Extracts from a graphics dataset
· · · ·

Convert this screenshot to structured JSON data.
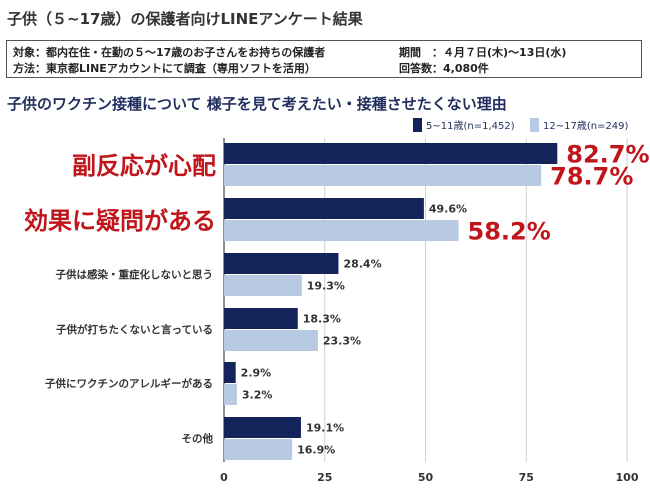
{
  "header": {
    "title": "子供（５~17歳）の保護者向けLINEアンケート結果"
  },
  "info": {
    "line1_left": "対象：都内在住・在勤の５～17歳のお子さんをお持ちの保護者",
    "line1_right": "期間　：４月７日(木)～13日(水)",
    "line2_left": "方法：東京都LINEアカウントにて調査（専用ソフトを活用）",
    "line2_right": "回答数：4,080件"
  },
  "colors": {
    "series1": "#14245a",
    "series2": "#b8c9e2",
    "highlight": "#c0151b"
  },
  "chart_data": {
    "type": "bar",
    "orientation": "horizontal",
    "title": "子供のワクチン接種について 様子を見て考えたい・接種させたくない理由",
    "categories": [
      "副反応が心配",
      "効果に疑問がある",
      "子供は感染・重症化しないと思う",
      "子供が打ちたくないと言っている",
      "子供にワクチンのアレルギーがある",
      "その他"
    ],
    "highlighted_categories": [
      0,
      1
    ],
    "series": [
      {
        "name": "5~11歳(n=1,452)",
        "values": [
          82.7,
          49.6,
          28.4,
          18.3,
          2.9,
          19.1
        ],
        "labels": [
          "82.7%",
          "49.6%",
          "28.4%",
          "18.3%",
          "2.9%",
          "19.1%"
        ]
      },
      {
        "name": "12~17歳(n=249)",
        "values": [
          78.7,
          58.2,
          19.3,
          23.3,
          3.2,
          16.9
        ],
        "labels": [
          "78.7%",
          "58.2%",
          "19.3%",
          "23.3%",
          "3.2%",
          "16.9%"
        ]
      }
    ],
    "xlim": [
      0,
      100
    ],
    "xticks": [
      0,
      25,
      50,
      75,
      100
    ],
    "grid": true,
    "legend_position": "top-right"
  }
}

· · · ·

▸ Work instructions
Reproduce all entries exactly. Pictures do not belong in the copy.

▸ Output of the task
Convert this screenshot to structured JSON data.
{
  "header": {
    "title": "子供（５~17歳）の保護者向けLINEアンケート結果"
  },
  "info": {
    "line1_left": "対象：都内在住・在勤の５～17歳のお子さんをお持ちの保護者",
    "line1_right": "期間　：４月７日(木)～13日(水)",
    "line2_left": "方法：東京都LINEアカウントにて調査（専用ソフトを活用）",
    "line2_right": "回答数：4,080件"
  },
  "colors": {
    "series1": "#14245a",
    "series2": "#b8c9e2",
    "highlight": "#c0151b"
  },
  "chart_data": {
    "type": "bar",
    "orientation": "horizontal",
    "title": "子供のワクチン接種について 様子を見て考えたい・接種させたくない理由",
    "categories": [
      "副反応が心配",
      "効果に疑問がある",
      "子供は感染・重症化しないと思う",
      "子供が打ちたくないと言っている",
      "子供にワクチンのアレルギーがある",
      "その他"
    ],
    "highlighted_categories": [
      0,
      1
    ],
    "series": [
      {
        "name": "5~11歳(n=1,452)",
        "values": [
          82.7,
          49.6,
          28.4,
          18.3,
          2.9,
          19.1
        ],
        "labels": [
          "82.7%",
          "49.6%",
          "28.4%",
          "18.3%",
          "2.9%",
          "19.1%"
        ]
      },
      {
        "name": "12~17歳(n=249)",
        "values": [
          78.7,
          58.2,
          19.3,
          23.3,
          3.2,
          16.9
        ],
        "labels": [
          "78.7%",
          "58.2%",
          "19.3%",
          "23.3%",
          "3.2%",
          "16.9%"
        ]
      }
    ],
    "xlim": [
      0,
      100
    ],
    "xticks": [
      0,
      25,
      50,
      75,
      100
    ],
    "grid": true,
    "legend_position": "top-right"
  }
}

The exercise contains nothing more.